● **Chart and figure data**:

++++++++

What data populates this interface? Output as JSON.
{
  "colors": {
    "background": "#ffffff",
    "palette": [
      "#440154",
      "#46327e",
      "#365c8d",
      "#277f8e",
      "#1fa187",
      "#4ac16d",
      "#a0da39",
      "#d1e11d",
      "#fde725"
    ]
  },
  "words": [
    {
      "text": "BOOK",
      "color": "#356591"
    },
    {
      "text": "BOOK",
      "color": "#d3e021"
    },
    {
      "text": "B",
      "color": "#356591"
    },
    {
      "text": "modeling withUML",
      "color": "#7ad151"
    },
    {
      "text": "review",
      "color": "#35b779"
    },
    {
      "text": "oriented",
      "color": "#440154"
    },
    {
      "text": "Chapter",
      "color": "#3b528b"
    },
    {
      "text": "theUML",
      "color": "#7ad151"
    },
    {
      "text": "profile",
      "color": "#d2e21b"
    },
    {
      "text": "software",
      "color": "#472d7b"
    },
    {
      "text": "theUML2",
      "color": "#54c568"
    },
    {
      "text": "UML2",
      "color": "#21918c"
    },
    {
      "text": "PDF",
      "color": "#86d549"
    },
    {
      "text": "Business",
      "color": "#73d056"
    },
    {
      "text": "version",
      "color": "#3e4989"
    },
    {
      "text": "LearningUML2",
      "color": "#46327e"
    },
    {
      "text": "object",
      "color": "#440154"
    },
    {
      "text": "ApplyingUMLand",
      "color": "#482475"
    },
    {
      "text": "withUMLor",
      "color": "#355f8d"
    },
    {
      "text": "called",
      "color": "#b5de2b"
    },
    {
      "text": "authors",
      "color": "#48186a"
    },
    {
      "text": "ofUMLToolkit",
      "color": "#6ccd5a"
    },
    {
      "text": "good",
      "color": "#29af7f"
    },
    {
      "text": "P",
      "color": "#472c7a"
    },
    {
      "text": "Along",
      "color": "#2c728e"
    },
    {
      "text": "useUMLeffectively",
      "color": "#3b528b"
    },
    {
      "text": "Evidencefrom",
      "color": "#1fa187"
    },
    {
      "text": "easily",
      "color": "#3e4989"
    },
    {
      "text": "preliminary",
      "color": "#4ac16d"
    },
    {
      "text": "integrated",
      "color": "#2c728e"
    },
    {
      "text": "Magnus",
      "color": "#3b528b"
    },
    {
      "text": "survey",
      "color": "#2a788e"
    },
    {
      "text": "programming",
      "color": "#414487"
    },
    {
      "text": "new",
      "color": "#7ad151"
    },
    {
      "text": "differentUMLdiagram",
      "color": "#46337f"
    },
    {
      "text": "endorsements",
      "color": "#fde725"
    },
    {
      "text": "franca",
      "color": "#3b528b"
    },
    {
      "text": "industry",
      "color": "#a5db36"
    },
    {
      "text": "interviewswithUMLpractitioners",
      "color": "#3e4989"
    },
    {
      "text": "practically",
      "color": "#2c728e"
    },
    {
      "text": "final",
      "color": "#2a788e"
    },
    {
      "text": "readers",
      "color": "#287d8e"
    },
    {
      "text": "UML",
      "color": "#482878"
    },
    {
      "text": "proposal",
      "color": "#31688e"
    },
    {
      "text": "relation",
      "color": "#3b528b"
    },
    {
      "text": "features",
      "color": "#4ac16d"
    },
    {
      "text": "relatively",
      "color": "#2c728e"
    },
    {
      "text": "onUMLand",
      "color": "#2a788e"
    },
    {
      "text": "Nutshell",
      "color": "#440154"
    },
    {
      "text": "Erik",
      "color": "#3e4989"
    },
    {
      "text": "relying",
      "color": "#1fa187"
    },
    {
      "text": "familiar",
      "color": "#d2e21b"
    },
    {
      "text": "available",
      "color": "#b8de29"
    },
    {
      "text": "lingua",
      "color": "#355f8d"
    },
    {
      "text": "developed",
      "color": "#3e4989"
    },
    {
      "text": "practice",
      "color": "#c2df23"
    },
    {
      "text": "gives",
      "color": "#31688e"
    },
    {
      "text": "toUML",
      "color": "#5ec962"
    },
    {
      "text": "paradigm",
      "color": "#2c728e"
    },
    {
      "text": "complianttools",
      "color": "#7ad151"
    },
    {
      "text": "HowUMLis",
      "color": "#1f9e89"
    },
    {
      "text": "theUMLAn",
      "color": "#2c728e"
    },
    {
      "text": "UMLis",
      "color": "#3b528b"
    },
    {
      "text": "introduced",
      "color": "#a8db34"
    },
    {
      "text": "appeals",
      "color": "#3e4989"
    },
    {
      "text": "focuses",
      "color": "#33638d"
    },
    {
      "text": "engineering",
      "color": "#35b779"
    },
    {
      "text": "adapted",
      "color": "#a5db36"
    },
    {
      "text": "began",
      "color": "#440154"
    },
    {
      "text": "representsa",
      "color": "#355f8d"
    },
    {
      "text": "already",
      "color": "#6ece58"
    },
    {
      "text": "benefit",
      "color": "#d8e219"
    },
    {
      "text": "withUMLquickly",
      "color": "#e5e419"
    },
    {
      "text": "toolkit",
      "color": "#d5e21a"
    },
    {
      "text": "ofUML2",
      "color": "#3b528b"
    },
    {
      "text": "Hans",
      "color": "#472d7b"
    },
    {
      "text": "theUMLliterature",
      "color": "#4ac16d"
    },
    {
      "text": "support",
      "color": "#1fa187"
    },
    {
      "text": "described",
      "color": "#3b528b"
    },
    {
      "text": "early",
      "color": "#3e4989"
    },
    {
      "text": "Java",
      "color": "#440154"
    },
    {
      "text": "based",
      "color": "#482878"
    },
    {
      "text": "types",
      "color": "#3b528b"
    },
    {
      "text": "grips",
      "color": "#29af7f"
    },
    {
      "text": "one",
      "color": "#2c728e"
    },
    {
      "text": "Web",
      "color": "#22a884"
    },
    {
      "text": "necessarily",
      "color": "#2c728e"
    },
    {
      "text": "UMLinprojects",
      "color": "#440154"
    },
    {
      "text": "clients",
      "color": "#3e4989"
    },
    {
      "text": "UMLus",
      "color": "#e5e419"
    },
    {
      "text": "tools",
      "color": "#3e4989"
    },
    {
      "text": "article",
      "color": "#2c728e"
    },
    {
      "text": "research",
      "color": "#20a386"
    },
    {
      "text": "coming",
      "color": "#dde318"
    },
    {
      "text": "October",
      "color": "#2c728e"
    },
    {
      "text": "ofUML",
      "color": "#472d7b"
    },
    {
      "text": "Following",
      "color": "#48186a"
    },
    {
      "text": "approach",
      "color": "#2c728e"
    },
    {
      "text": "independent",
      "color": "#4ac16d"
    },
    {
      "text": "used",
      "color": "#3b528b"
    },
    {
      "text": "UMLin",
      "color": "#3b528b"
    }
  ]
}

++++++++

Reproduce the material in full, with no word added or dropped.

What data populates this interface? Output as JSON.
{
  "colors": {
    "background": "#ffffff",
    "palette": [
      "#440154",
      "#46327e",
      "#365c8d",
      "#277f8e",
      "#1fa187",
      "#4ac16d",
      "#a0da39",
      "#d1e11d",
      "#fde725"
    ]
  },
  "words": [
    {
      "text": "BOOK",
      "color": "#356591"
    },
    {
      "text": "BOOK",
      "color": "#d3e021"
    },
    {
      "text": "B",
      "color": "#356591"
    },
    {
      "text": "modeling withUML",
      "color": "#7ad151"
    },
    {
      "text": "review",
      "color": "#35b779"
    },
    {
      "text": "oriented",
      "color": "#440154"
    },
    {
      "text": "Chapter",
      "color": "#3b528b"
    },
    {
      "text": "theUML",
      "color": "#7ad151"
    },
    {
      "text": "profile",
      "color": "#d2e21b"
    },
    {
      "text": "software",
      "color": "#472d7b"
    },
    {
      "text": "theUML2",
      "color": "#54c568"
    },
    {
      "text": "UML2",
      "color": "#21918c"
    },
    {
      "text": "PDF",
      "color": "#86d549"
    },
    {
      "text": "Business",
      "color": "#73d056"
    },
    {
      "text": "version",
      "color": "#3e4989"
    },
    {
      "text": "LearningUML2",
      "color": "#46327e"
    },
    {
      "text": "object",
      "color": "#440154"
    },
    {
      "text": "ApplyingUMLand",
      "color": "#482475"
    },
    {
      "text": "withUMLor",
      "color": "#355f8d"
    },
    {
      "text": "called",
      "color": "#b5de2b"
    },
    {
      "text": "authors",
      "color": "#48186a"
    },
    {
      "text": "ofUMLToolkit",
      "color": "#6ccd5a"
    },
    {
      "text": "good",
      "color": "#29af7f"
    },
    {
      "text": "P",
      "color": "#472c7a"
    },
    {
      "text": "Along",
      "color": "#2c728e"
    },
    {
      "text": "useUMLeffectively",
      "color": "#3b528b"
    },
    {
      "text": "Evidencefrom",
      "color": "#1fa187"
    },
    {
      "text": "easily",
      "color": "#3e4989"
    },
    {
      "text": "preliminary",
      "color": "#4ac16d"
    },
    {
      "text": "integrated",
      "color": "#2c728e"
    },
    {
      "text": "Magnus",
      "color": "#3b528b"
    },
    {
      "text": "survey",
      "color": "#2a788e"
    },
    {
      "text": "programming",
      "color": "#414487"
    },
    {
      "text": "new",
      "color": "#7ad151"
    },
    {
      "text": "differentUMLdiagram",
      "color": "#46337f"
    },
    {
      "text": "endorsements",
      "color": "#fde725"
    },
    {
      "text": "franca",
      "color": "#3b528b"
    },
    {
      "text": "industry",
      "color": "#a5db36"
    },
    {
      "text": "interviewswithUMLpractitioners",
      "color": "#3e4989"
    },
    {
      "text": "practically",
      "color": "#2c728e"
    },
    {
      "text": "final",
      "color": "#2a788e"
    },
    {
      "text": "readers",
      "color": "#287d8e"
    },
    {
      "text": "UML",
      "color": "#482878"
    },
    {
      "text": "proposal",
      "color": "#31688e"
    },
    {
      "text": "relation",
      "color": "#3b528b"
    },
    {
      "text": "features",
      "color": "#4ac16d"
    },
    {
      "text": "relatively",
      "color": "#2c728e"
    },
    {
      "text": "onUMLand",
      "color": "#2a788e"
    },
    {
      "text": "Nutshell",
      "color": "#440154"
    },
    {
      "text": "Erik",
      "color": "#3e4989"
    },
    {
      "text": "relying",
      "color": "#1fa187"
    },
    {
      "text": "familiar",
      "color": "#d2e21b"
    },
    {
      "text": "available",
      "color": "#b8de29"
    },
    {
      "text": "lingua",
      "color": "#355f8d"
    },
    {
      "text": "developed",
      "color": "#3e4989"
    },
    {
      "text": "practice",
      "color": "#c2df23"
    },
    {
      "text": "gives",
      "color": "#31688e"
    },
    {
      "text": "toUML",
      "color": "#5ec962"
    },
    {
      "text": "paradigm",
      "color": "#2c728e"
    },
    {
      "text": "complianttools",
      "color": "#7ad151"
    },
    {
      "text": "HowUMLis",
      "color": "#1f9e89"
    },
    {
      "text": "theUMLAn",
      "color": "#2c728e"
    },
    {
      "text": "UMLis",
      "color": "#3b528b"
    },
    {
      "text": "introduced",
      "color": "#a8db34"
    },
    {
      "text": "appeals",
      "color": "#3e4989"
    },
    {
      "text": "focuses",
      "color": "#33638d"
    },
    {
      "text": "engineering",
      "color": "#35b779"
    },
    {
      "text": "adapted",
      "color": "#a5db36"
    },
    {
      "text": "began",
      "color": "#440154"
    },
    {
      "text": "representsa",
      "color": "#355f8d"
    },
    {
      "text": "already",
      "color": "#6ece58"
    },
    {
      "text": "benefit",
      "color": "#d8e219"
    },
    {
      "text": "withUMLquickly",
      "color": "#e5e419"
    },
    {
      "text": "toolkit",
      "color": "#d5e21a"
    },
    {
      "text": "ofUML2",
      "color": "#3b528b"
    },
    {
      "text": "Hans",
      "color": "#472d7b"
    },
    {
      "text": "theUMLliterature",
      "color": "#4ac16d"
    },
    {
      "text": "support",
      "color": "#1fa187"
    },
    {
      "text": "described",
      "color": "#3b528b"
    },
    {
      "text": "early",
      "color": "#3e4989"
    },
    {
      "text": "Java",
      "color": "#440154"
    },
    {
      "text": "based",
      "color": "#482878"
    },
    {
      "text": "types",
      "color": "#3b528b"
    },
    {
      "text": "grips",
      "color": "#29af7f"
    },
    {
      "text": "one",
      "color": "#2c728e"
    },
    {
      "text": "Web",
      "color": "#22a884"
    },
    {
      "text": "necessarily",
      "color": "#2c728e"
    },
    {
      "text": "UMLinprojects",
      "color": "#440154"
    },
    {
      "text": "clients",
      "color": "#3e4989"
    },
    {
      "text": "UMLus",
      "color": "#e5e419"
    },
    {
      "text": "tools",
      "color": "#3e4989"
    },
    {
      "text": "article",
      "color": "#2c728e"
    },
    {
      "text": "research",
      "color": "#20a386"
    },
    {
      "text": "coming",
      "color": "#dde318"
    },
    {
      "text": "October",
      "color": "#2c728e"
    },
    {
      "text": "ofUML",
      "color": "#472d7b"
    },
    {
      "text": "Following",
      "color": "#48186a"
    },
    {
      "text": "approach",
      "color": "#2c728e"
    },
    {
      "text": "independent",
      "color": "#4ac16d"
    },
    {
      "text": "used",
      "color": "#3b528b"
    },
    {
      "text": "UMLin",
      "color": "#3b528b"
    }
  ]
}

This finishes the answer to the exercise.